Look through the listing below and report how many lines contain "fichiers", as a bare number.
━━━━━ SOURCE DATA
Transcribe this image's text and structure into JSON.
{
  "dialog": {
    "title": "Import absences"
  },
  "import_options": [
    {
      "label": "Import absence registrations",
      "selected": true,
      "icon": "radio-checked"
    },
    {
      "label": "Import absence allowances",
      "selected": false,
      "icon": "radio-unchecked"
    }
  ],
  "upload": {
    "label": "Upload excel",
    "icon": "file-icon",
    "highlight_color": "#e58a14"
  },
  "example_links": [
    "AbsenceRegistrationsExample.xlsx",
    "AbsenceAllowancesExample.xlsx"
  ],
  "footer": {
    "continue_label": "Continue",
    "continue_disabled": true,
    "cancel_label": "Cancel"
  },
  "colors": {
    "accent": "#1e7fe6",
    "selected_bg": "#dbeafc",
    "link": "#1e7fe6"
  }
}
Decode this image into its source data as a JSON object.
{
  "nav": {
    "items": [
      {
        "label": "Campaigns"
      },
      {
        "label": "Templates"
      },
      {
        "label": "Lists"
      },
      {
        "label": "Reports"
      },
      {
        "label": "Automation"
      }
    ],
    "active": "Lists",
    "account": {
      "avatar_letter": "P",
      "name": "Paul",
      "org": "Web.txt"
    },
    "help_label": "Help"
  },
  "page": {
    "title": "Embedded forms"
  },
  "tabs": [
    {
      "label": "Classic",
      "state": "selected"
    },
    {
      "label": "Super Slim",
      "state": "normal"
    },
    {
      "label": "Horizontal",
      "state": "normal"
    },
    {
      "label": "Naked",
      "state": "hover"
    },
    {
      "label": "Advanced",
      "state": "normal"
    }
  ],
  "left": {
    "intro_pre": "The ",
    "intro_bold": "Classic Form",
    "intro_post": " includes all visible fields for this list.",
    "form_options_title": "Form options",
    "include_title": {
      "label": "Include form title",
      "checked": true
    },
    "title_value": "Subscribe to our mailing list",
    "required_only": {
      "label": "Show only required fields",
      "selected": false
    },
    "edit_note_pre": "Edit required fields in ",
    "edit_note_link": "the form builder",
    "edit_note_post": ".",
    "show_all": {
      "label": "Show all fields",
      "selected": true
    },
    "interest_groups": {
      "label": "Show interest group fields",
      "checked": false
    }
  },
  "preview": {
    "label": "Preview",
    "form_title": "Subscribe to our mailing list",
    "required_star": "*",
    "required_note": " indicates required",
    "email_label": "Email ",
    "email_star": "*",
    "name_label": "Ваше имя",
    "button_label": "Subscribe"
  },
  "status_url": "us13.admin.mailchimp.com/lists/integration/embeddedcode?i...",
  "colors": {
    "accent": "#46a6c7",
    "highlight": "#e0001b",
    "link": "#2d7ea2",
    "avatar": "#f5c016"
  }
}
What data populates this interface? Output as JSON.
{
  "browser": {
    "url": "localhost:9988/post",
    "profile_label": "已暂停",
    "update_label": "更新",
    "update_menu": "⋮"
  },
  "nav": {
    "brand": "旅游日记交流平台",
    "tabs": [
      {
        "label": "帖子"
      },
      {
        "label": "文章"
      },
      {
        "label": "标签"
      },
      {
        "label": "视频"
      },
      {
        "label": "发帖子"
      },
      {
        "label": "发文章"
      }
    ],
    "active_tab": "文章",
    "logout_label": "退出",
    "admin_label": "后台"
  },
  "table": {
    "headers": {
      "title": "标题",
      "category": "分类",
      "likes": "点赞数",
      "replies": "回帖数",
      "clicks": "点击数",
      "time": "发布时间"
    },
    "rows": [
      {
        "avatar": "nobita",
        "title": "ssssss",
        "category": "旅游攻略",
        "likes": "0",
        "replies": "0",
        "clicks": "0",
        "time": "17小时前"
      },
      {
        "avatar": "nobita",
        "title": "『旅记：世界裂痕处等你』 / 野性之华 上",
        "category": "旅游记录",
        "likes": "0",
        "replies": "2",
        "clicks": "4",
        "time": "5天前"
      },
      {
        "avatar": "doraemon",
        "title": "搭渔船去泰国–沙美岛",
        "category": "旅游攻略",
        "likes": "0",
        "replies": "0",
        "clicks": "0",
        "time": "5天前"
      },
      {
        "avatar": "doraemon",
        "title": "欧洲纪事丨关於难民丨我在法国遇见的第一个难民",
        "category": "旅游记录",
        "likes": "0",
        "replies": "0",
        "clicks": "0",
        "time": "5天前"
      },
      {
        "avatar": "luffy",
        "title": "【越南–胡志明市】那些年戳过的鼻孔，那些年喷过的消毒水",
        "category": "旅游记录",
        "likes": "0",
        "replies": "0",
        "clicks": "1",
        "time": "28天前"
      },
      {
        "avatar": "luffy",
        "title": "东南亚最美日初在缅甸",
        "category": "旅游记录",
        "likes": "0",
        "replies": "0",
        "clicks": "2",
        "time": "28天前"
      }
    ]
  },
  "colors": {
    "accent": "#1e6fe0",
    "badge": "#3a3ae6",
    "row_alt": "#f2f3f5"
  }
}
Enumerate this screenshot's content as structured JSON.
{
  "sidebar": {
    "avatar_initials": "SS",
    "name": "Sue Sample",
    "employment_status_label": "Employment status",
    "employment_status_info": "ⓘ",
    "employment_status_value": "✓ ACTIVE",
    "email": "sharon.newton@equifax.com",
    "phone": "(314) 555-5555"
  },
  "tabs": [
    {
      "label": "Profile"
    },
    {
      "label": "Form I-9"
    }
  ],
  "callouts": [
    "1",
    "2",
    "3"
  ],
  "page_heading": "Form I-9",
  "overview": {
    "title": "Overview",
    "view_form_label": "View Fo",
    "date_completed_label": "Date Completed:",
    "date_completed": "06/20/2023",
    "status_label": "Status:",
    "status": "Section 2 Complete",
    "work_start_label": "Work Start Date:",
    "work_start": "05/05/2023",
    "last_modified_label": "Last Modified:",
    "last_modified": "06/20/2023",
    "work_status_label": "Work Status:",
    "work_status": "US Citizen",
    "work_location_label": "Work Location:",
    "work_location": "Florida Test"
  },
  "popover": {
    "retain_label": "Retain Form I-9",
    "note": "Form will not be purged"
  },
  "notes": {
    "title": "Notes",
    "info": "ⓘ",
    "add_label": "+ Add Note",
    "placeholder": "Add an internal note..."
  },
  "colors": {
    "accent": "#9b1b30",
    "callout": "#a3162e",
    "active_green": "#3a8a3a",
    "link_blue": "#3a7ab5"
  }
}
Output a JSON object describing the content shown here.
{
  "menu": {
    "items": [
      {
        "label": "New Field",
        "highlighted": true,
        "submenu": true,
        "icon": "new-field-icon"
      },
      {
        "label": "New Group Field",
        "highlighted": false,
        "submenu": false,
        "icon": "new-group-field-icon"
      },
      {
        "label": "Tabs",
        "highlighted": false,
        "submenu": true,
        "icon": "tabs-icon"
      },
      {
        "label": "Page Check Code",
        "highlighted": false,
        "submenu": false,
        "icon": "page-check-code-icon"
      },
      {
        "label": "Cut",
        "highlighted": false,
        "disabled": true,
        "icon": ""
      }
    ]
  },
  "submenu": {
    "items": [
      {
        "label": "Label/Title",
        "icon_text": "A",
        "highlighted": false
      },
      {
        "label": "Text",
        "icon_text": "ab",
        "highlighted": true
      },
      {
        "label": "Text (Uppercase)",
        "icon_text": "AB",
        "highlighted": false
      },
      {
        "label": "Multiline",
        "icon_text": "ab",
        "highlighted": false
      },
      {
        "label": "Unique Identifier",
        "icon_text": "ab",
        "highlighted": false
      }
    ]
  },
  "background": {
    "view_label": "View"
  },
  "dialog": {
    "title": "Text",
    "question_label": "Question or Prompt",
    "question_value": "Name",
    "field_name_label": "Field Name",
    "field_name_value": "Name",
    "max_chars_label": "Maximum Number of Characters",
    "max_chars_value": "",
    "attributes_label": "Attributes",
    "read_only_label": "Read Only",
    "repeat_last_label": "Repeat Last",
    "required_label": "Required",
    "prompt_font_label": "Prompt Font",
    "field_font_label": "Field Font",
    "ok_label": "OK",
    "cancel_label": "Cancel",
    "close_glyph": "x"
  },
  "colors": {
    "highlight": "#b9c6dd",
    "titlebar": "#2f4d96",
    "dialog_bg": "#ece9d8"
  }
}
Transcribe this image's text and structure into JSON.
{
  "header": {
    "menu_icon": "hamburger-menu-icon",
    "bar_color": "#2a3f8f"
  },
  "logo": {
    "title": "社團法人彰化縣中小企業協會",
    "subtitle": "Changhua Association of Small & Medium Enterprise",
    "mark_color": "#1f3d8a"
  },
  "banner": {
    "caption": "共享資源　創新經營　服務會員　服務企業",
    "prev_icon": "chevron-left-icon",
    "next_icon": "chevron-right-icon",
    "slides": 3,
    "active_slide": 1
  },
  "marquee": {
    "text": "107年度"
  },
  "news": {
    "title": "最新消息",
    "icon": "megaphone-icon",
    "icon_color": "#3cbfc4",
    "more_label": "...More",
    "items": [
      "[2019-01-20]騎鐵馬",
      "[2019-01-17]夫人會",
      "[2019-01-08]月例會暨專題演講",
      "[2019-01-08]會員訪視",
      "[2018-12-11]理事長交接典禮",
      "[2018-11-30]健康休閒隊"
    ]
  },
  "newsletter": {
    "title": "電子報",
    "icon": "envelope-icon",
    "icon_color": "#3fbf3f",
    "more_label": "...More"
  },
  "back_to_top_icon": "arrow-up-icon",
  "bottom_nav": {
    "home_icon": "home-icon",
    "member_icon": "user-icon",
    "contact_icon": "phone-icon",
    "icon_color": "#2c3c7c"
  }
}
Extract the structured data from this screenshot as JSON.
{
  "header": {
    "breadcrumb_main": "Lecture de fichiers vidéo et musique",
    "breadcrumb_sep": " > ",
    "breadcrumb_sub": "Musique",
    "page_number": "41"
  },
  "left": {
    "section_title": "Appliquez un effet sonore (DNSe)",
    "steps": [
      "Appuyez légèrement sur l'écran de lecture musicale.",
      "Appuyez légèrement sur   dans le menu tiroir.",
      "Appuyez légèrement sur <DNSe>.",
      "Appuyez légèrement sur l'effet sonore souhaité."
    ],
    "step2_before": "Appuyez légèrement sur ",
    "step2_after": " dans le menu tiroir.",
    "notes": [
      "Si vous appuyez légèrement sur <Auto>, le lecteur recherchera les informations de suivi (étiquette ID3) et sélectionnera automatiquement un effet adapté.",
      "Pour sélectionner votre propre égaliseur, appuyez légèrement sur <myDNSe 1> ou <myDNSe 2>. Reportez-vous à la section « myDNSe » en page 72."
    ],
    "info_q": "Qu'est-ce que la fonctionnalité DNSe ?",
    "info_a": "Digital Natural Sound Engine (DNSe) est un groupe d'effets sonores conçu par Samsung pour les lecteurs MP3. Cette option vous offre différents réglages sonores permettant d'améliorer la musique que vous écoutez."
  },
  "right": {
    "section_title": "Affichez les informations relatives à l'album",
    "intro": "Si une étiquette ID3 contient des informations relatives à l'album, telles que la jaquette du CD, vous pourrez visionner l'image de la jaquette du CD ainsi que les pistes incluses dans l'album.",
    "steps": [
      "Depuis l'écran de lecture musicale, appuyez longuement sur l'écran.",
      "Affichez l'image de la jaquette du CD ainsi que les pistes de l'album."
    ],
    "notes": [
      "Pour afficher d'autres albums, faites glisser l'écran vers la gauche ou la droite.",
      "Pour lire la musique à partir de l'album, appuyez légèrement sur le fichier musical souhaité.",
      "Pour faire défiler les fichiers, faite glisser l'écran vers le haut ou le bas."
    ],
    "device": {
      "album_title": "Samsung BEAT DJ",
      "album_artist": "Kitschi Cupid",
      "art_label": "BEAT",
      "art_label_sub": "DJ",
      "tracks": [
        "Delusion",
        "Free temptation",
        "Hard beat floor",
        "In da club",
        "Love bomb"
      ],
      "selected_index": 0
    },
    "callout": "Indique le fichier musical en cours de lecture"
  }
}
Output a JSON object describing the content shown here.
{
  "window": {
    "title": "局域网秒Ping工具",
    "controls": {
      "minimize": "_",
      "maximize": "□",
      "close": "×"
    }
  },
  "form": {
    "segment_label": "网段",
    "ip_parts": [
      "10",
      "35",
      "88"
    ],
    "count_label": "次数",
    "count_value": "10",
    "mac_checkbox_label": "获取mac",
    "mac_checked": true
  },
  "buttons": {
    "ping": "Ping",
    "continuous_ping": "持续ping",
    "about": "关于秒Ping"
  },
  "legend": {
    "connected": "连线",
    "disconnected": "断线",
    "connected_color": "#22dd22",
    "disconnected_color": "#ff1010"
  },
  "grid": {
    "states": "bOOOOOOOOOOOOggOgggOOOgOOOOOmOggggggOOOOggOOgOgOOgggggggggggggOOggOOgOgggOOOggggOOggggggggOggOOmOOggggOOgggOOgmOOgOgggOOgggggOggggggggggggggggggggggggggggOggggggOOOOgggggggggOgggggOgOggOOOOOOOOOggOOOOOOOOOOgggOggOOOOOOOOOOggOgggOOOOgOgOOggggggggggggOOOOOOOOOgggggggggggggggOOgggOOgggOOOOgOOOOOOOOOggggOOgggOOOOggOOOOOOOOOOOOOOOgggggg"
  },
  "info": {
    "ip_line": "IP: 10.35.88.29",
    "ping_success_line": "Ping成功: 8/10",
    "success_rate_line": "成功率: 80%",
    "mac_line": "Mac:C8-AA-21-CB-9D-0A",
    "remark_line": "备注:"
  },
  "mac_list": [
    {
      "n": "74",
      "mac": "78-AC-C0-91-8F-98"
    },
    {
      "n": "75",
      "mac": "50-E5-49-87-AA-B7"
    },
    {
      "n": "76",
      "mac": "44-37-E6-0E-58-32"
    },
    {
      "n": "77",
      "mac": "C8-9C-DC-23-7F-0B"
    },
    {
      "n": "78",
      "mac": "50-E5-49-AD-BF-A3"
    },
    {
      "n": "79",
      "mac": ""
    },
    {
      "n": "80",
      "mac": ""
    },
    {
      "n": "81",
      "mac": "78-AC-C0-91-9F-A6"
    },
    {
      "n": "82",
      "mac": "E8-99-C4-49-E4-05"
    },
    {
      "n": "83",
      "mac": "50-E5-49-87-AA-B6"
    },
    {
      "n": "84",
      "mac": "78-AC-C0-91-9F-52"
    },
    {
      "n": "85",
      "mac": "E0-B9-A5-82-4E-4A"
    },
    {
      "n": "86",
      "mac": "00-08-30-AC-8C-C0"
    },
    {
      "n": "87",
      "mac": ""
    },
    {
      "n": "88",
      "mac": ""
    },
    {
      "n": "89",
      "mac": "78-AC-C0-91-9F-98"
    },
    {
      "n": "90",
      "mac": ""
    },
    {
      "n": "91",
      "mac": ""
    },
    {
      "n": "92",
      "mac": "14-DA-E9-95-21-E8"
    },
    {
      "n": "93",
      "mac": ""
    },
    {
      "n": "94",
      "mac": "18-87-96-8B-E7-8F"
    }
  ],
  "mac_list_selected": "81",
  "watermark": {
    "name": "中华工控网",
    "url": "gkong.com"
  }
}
━━━━━━━━━━
## FULL SOLUTION
2